[Dataset records]

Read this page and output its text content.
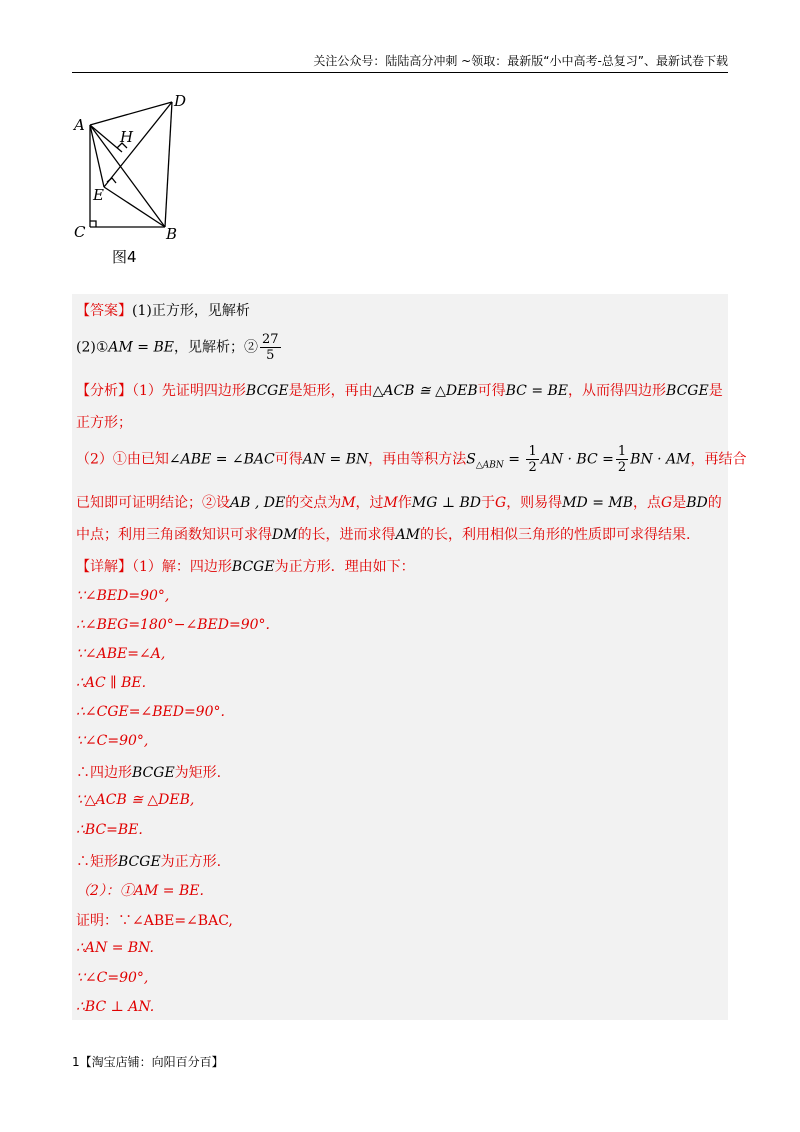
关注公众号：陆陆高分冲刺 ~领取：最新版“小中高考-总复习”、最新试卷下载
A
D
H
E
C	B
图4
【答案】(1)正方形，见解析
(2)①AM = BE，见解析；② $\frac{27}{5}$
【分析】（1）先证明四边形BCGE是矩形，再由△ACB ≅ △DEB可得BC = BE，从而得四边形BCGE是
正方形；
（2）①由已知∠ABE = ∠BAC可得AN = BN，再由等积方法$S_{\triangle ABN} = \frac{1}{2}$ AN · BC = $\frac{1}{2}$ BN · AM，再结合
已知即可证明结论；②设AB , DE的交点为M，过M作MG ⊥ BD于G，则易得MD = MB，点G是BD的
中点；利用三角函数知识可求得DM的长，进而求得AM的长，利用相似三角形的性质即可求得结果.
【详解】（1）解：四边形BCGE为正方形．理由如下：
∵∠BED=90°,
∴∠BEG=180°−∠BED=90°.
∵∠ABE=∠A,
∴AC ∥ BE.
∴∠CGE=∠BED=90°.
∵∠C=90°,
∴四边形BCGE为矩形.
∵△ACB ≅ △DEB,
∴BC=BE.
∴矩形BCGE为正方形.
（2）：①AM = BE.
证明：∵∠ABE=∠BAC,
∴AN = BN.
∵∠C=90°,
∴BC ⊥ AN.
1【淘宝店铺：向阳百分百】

[Objective]
Retype the whole listing exactly and leave the pictures out.

[Output of the exercise]
Read this page and output its text content.
关注公众号：陆陆高分冲刺 ~领取：最新版“小中高考-总复习”、最新试卷下载
A
D
H
E
C	B
图4
【答案】(1)正方形，见解析
(2)①AM = BE，见解析；② $\frac{27}{5}$
【分析】（1）先证明四边形BCGE是矩形，再由△ACB ≅ △DEB可得BC = BE，从而得四边形BCGE是
正方形；
（2）①由已知∠ABE = ∠BAC可得AN = BN，再由等积方法$S_{\triangle ABN} = \frac{1}{2}$ AN · BC = $\frac{1}{2}$ BN · AM，再结合
已知即可证明结论；②设AB , DE的交点为M，过M作MG ⊥ BD于G，则易得MD = MB，点G是BD的
中点；利用三角函数知识可求得DM的长，进而求得AM的长，利用相似三角形的性质即可求得结果.
【详解】（1）解：四边形BCGE为正方形．理由如下：
∵∠BED=90°,
∴∠BEG=180°−∠BED=90°.
∵∠ABE=∠A,
∴AC ∥ BE.
∴∠CGE=∠BED=90°.
∵∠C=90°,
∴四边形BCGE为矩形.
∵△ACB ≅ △DEB,
∴BC=BE.
∴矩形BCGE为正方形.
（2）：①AM = BE.
证明：∵∠ABE=∠BAC,
∴AN = BN.
∵∠C=90°,
∴BC ⊥ AN.
1【淘宝店铺：向阳百分百】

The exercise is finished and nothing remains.